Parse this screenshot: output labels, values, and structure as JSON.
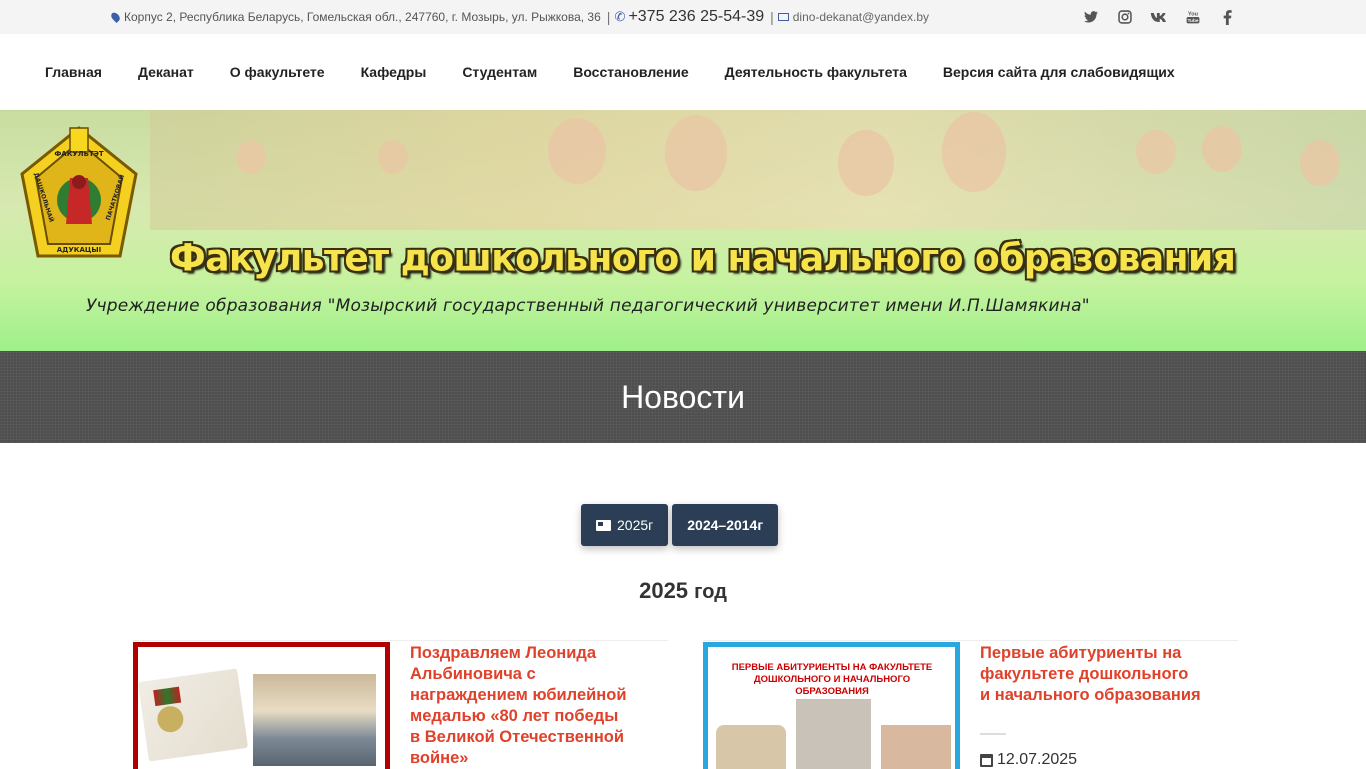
{
  "topbar": {
    "address": "Корпус 2, Республика Беларусь, Гомельская обл., 247760, г. Мозырь, ул. Рыжкова, 36",
    "phone": "+375 236 25-54-39",
    "email": "dino-dekanat@yandex.by",
    "socials": [
      {
        "icon": "twitter-icon"
      },
      {
        "icon": "instagram-icon"
      },
      {
        "icon": "vk-icon"
      },
      {
        "icon": "youtube-icon",
        "label": "You"
      },
      {
        "icon": "facebook-icon"
      }
    ]
  },
  "nav": {
    "items": [
      "Главная",
      "Деканат",
      "О факультете",
      "Кафедры",
      "Студентам",
      "Восстановление",
      "Деятельность факультета",
      "Версия сайта для слабовидящих"
    ]
  },
  "banner": {
    "title": "Факультет дошкольного и начального образования",
    "subtitle": "Учреждение образования \"Мозырский государственный педагогический университет имени И.П.Шамякина\"",
    "emblem_text": [
      "ФАКУЛЬТЭТ",
      "ДАШКОЛЬНАЙ",
      "ПАЧАТКОВАЙ",
      "АДУКАЦЫІ"
    ]
  },
  "page": {
    "heading": "Новости",
    "years": [
      "2025г",
      "2024–2014г"
    ],
    "section_title": "2025",
    "section_title_suffix": "год"
  },
  "news": [
    {
      "title": "Поздравляем Леонида Альбиновича с награждением юбилейной медалью «80 лет победы в Великой Отечественной войне»",
      "date": ""
    },
    {
      "title": "Первые абитуриенты на факультете дошкольного и начального образования",
      "date": "12.07.2025",
      "poster_text": "ПЕРВЫЕ АБИТУРИЕНТЫ НА ФАКУЛЬТЕТЕ ДОШКОЛЬНОГО И НАЧАЛЬНОГО ОБРАЗОВАНИЯ"
    }
  ],
  "colors": {
    "accent_dark": "#2c3e55",
    "news_title": "#e0412a",
    "thumb_border_1": "#b00000",
    "thumb_border_2": "#29a8e0"
  }
}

> **Problem statement**
Repeat the listing verbatim. Skip the pictures.

> **Task output**
Parse this screenshot: output labels, values, and structure as JSON.
{
  "topbar": {
    "address": "Корпус 2, Республика Беларусь, Гомельская обл., 247760, г. Мозырь, ул. Рыжкова, 36",
    "phone": "+375 236 25-54-39",
    "email": "dino-dekanat@yandex.by",
    "socials": [
      {
        "icon": "twitter-icon"
      },
      {
        "icon": "instagram-icon"
      },
      {
        "icon": "vk-icon"
      },
      {
        "icon": "youtube-icon",
        "label": "You"
      },
      {
        "icon": "facebook-icon"
      }
    ]
  },
  "nav": {
    "items": [
      "Главная",
      "Деканат",
      "О факультете",
      "Кафедры",
      "Студентам",
      "Восстановление",
      "Деятельность факультета",
      "Версия сайта для слабовидящих"
    ]
  },
  "banner": {
    "title": "Факультет дошкольного и начального образования",
    "subtitle": "Учреждение образования \"Мозырский государственный педагогический университет имени И.П.Шамякина\"",
    "emblem_text": [
      "ФАКУЛЬТЭТ",
      "ДАШКОЛЬНАЙ",
      "ПАЧАТКОВАЙ",
      "АДУКАЦЫІ"
    ]
  },
  "page": {
    "heading": "Новости",
    "years": [
      "2025г",
      "2024–2014г"
    ],
    "section_title": "2025",
    "section_title_suffix": "год"
  },
  "news": [
    {
      "title": "Поздравляем Леонида Альбиновича с награждением юбилейной медалью «80 лет победы в Великой Отечественной войне»",
      "date": ""
    },
    {
      "title": "Первые абитуриенты на факультете дошкольного и начального образования",
      "date": "12.07.2025",
      "poster_text": "ПЕРВЫЕ АБИТУРИЕНТЫ НА ФАКУЛЬТЕТЕ ДОШКОЛЬНОГО И НАЧАЛЬНОГО ОБРАЗОВАНИЯ"
    }
  ],
  "colors": {
    "accent_dark": "#2c3e55",
    "news_title": "#e0412a",
    "thumb_border_1": "#b00000",
    "thumb_border_2": "#29a8e0"
  }
}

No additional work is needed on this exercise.